• **Aim**: Using the listing below, extract each line that has the word "United" in it.

····················

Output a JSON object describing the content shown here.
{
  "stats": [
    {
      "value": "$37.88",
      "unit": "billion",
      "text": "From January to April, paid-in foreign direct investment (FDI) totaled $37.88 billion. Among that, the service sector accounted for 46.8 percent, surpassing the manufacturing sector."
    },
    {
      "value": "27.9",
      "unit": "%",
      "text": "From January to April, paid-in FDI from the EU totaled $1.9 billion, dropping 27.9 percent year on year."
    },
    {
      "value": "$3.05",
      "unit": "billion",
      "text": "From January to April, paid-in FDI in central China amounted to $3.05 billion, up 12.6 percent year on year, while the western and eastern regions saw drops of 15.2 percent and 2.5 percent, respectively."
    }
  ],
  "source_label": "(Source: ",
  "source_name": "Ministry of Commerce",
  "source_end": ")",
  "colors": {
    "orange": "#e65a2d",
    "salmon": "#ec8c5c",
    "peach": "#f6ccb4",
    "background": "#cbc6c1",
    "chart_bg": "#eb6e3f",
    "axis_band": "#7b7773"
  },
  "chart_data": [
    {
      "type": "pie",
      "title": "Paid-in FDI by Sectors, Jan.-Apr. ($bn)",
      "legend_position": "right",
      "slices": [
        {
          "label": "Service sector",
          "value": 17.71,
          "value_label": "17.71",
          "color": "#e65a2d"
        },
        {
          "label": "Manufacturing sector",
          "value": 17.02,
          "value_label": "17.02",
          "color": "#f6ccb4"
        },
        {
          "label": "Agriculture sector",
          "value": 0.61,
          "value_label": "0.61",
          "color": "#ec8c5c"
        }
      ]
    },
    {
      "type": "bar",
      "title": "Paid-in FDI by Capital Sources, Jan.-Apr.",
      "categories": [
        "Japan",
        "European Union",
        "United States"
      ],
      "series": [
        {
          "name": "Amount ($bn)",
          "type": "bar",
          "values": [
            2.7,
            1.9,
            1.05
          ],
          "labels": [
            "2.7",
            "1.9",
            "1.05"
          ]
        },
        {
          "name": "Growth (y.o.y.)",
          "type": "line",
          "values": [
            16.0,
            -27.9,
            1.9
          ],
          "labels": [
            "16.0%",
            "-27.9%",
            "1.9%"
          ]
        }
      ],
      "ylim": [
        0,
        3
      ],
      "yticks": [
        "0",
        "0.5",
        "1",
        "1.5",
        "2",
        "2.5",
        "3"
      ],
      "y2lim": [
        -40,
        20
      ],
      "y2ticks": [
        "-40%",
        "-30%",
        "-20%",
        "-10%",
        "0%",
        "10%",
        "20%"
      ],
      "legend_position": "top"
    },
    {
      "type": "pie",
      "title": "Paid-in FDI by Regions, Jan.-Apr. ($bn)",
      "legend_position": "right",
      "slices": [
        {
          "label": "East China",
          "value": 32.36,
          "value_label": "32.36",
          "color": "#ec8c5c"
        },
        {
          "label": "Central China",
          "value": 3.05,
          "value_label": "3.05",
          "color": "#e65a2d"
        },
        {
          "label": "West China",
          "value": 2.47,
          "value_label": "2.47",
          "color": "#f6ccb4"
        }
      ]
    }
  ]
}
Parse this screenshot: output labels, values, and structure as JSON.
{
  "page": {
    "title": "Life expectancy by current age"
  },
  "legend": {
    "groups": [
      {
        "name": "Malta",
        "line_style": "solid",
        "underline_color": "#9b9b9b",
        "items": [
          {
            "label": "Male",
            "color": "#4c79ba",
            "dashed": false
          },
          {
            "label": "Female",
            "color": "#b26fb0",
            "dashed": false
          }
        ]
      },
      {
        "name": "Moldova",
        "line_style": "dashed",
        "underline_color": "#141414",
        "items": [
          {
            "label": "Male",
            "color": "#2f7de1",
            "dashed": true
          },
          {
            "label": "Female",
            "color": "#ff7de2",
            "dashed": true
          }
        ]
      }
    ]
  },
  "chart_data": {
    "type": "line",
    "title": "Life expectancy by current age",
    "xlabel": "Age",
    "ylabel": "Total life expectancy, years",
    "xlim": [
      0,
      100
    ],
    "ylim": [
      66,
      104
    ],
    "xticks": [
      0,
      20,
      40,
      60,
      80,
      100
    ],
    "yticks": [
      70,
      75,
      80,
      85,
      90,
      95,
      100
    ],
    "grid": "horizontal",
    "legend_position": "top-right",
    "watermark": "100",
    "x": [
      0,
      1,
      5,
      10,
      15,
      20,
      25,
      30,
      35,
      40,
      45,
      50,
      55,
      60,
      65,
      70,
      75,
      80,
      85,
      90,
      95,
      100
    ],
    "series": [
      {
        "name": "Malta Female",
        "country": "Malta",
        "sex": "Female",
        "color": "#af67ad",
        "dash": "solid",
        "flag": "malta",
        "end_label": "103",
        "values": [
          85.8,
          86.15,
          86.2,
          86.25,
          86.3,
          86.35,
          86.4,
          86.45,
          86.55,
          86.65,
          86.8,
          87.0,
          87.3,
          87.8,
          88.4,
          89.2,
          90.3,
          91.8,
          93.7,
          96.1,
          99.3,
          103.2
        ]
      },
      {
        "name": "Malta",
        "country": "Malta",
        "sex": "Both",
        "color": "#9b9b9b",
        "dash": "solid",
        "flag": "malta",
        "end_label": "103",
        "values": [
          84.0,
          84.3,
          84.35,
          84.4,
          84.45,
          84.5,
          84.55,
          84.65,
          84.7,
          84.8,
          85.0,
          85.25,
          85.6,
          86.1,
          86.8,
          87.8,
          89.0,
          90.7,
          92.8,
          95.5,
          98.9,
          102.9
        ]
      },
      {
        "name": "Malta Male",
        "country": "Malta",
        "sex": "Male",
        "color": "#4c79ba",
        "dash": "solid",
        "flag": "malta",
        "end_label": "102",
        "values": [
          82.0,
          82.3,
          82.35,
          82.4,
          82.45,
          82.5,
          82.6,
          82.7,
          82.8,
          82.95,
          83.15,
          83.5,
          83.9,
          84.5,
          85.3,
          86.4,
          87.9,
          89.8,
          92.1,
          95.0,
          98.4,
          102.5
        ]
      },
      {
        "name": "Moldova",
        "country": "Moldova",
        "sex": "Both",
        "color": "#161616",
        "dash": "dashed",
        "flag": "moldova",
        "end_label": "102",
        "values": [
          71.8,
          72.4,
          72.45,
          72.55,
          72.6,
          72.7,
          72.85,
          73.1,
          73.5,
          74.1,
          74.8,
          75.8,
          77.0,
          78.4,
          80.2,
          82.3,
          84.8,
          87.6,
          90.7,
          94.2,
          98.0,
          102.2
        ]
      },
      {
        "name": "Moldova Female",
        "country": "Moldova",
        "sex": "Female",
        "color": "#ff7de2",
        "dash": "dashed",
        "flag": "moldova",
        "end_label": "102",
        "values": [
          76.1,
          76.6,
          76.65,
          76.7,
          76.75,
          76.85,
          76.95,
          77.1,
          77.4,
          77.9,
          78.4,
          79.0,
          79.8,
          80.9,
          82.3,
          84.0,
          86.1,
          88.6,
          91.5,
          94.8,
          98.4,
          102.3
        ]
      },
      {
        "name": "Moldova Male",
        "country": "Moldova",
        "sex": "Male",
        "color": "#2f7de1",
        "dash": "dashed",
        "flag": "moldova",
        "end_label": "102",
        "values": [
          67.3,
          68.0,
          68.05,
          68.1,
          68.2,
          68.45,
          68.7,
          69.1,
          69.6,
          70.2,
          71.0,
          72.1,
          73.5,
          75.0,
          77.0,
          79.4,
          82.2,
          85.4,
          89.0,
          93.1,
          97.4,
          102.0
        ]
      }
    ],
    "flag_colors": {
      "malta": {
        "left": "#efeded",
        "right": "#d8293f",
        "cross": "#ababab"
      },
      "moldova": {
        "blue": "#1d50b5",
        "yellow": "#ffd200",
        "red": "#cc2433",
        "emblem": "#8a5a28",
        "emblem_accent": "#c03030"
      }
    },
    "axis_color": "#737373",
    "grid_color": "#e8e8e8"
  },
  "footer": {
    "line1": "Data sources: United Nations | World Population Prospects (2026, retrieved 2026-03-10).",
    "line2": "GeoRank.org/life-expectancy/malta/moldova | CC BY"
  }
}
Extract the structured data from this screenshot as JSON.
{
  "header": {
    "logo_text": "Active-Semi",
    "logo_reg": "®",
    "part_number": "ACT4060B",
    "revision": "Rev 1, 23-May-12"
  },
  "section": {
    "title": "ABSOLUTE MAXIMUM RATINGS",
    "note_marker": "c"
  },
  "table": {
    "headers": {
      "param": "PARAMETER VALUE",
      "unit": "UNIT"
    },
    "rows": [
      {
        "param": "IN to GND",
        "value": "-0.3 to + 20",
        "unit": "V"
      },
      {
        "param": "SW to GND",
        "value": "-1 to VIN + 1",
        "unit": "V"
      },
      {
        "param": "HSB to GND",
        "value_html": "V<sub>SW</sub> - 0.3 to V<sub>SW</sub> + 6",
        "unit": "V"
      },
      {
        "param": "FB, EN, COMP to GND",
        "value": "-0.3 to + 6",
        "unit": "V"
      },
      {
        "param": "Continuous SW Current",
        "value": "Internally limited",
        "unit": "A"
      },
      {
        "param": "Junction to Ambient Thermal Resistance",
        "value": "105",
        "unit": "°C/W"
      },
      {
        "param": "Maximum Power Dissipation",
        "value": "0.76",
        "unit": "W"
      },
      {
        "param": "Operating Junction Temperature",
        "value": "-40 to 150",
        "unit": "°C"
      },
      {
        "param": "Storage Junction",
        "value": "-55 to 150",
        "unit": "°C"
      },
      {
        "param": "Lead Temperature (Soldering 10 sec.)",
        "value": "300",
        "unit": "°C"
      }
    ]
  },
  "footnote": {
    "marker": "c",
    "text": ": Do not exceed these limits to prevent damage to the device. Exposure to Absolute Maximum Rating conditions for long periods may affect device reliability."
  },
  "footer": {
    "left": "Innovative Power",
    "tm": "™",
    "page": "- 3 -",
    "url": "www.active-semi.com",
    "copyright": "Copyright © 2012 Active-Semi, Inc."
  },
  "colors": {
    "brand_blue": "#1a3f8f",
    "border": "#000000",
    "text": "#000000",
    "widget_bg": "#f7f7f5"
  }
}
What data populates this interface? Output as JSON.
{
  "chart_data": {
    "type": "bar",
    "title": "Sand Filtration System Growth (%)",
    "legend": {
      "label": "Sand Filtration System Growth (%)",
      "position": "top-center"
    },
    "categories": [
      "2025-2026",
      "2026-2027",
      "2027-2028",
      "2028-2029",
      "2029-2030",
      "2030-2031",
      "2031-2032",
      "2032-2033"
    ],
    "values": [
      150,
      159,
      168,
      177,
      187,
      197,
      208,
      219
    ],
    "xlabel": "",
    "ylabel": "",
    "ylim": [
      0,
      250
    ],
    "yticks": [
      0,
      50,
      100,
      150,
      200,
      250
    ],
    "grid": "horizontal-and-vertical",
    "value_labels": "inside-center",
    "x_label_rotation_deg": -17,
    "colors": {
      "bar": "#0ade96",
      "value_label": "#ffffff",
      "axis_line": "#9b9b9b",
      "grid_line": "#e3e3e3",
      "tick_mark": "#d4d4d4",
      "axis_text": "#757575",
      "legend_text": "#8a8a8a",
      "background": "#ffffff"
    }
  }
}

····················

• **Solution for this task**:
        "United States"
    "line1": "Data sources: United Nations | World Population Prospects (2026, retrieved 2026-03-10).",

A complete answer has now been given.